━━ Raw data

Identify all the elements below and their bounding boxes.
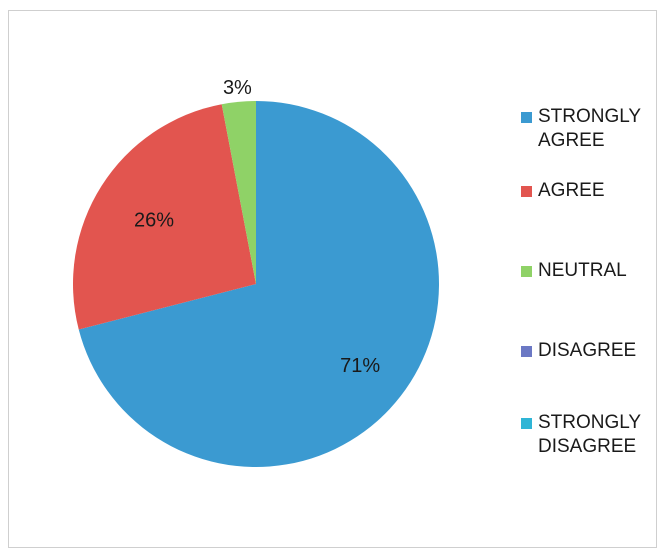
legend-item-disagree: DISAGREE [521, 339, 663, 363]
pie-chart: 71% 26% 3% [72, 77, 440, 468]
legend-label-agree: AGREE [538, 180, 605, 201]
legend-swatch-neutral [521, 266, 532, 277]
legend-item-strongly-disagree: STRONGLY DISAGREE [521, 411, 663, 459]
legend-item-neutral: NEUTRAL [521, 259, 663, 283]
data-label-neutral: 3% [223, 77, 252, 99]
pie-slice-agree [72, 104, 256, 330]
legend-swatch-disagree [521, 346, 532, 357]
legend-item-agree: AGREE [521, 179, 663, 203]
legend-swatch-agree [521, 186, 532, 197]
legend-label-strongly-disagree: STRONGLY DISAGREE [538, 412, 641, 457]
pie-slice-neutral [221, 101, 256, 284]
legend-swatch-strongly-disagree [521, 418, 532, 429]
chart-area: 71% 26% 3% STRONGLY AGREE AGREE NEUTRAL DI… [8, 10, 657, 548]
data-label-strongly-agree: 71% [340, 355, 380, 377]
legend-swatch-strongly-agree [521, 112, 532, 123]
pie-slice-strongly-agree [78, 101, 440, 468]
legend-item-strongly-agree: STRONGLY AGREE [521, 105, 663, 153]
legend-label-disagree: DISAGREE [538, 340, 637, 361]
legend-label-neutral: NEUTRAL [538, 260, 627, 281]
data-label-agree: 26% [134, 209, 174, 231]
legend-label-strongly-agree: STRONGLY AGREE [538, 106, 641, 151]
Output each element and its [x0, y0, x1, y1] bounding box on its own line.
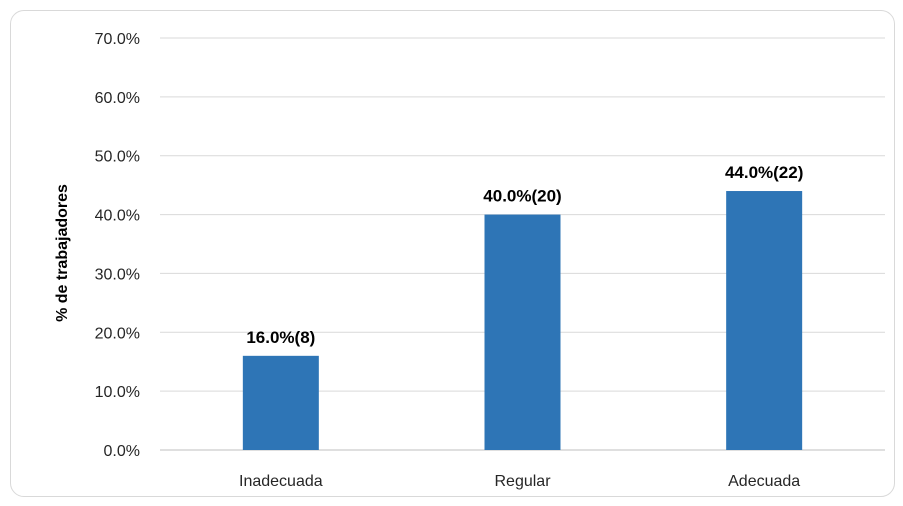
- y-tick-label: 30.0%: [95, 266, 140, 283]
- bar: [242, 355, 319, 450]
- y-axis-label: % de trabajadores: [54, 184, 71, 322]
- y-tick-label: 60.0%: [95, 90, 140, 107]
- y-tick-label: 50.0%: [95, 149, 140, 166]
- y-tick-label: 0.0%: [104, 443, 140, 460]
- y-tick-label: 20.0%: [95, 325, 140, 342]
- y-tick-labels: 0.0% 10.0% 20.0% 30.0% 40.0% 50.0% 60.0% 70.0%: [95, 31, 140, 460]
- data-label: 40.0%(20): [483, 187, 561, 206]
- bar: [484, 214, 561, 450]
- x-tick-label: Adecuada: [728, 473, 800, 490]
- y-tick-label: 40.0%: [95, 208, 140, 225]
- bars: [242, 191, 803, 450]
- x-tick-label: Regular: [494, 473, 551, 490]
- y-tick-label: 70.0%: [95, 31, 140, 48]
- category-labels: Inadecuada Regular Adecuada: [239, 473, 800, 490]
- y-tick-label: 10.0%: [95, 384, 140, 401]
- bar: [726, 191, 803, 450]
- data-label: 44.0%(22): [725, 163, 803, 182]
- x-tick-label: Inadecuada: [239, 473, 323, 490]
- data-labels: 16.0%(8) 40.0%(20) 44.0%(22): [246, 163, 803, 347]
- data-label: 16.0%(8): [246, 328, 315, 347]
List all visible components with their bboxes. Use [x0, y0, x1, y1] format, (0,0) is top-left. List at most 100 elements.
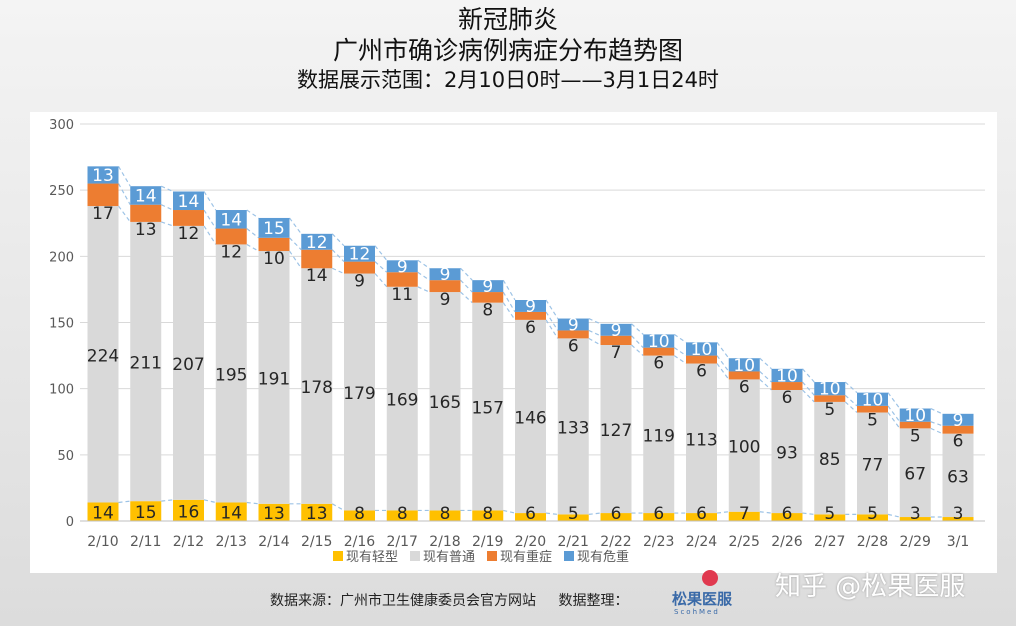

━━━━

→ Work required:
Format the stretch of the records from the line containing "legend-item-disagree: DISAGREE [521, 339, 663, 363]" through the line containing "legend-item-neutral: NEUTRAL [521, 259, 663, 283]" as a numbered list, leaving out any blank lines.

→ Task answer:
1. legend-item-disagree: DISAGREE [521, 339, 663, 363]
2. pie-chart: 71% 26% 3% [72, 77, 440, 468]
3. legend-label-agree: AGREE [538, 180, 605, 201]
4. legend-swatch-neutral [521, 266, 532, 277]
5. legend-item-strongly-disagree: STRONGLY DISAGREE [521, 411, 663, 459]
6. legend-item-neutral: NEUTRAL [521, 259, 663, 283]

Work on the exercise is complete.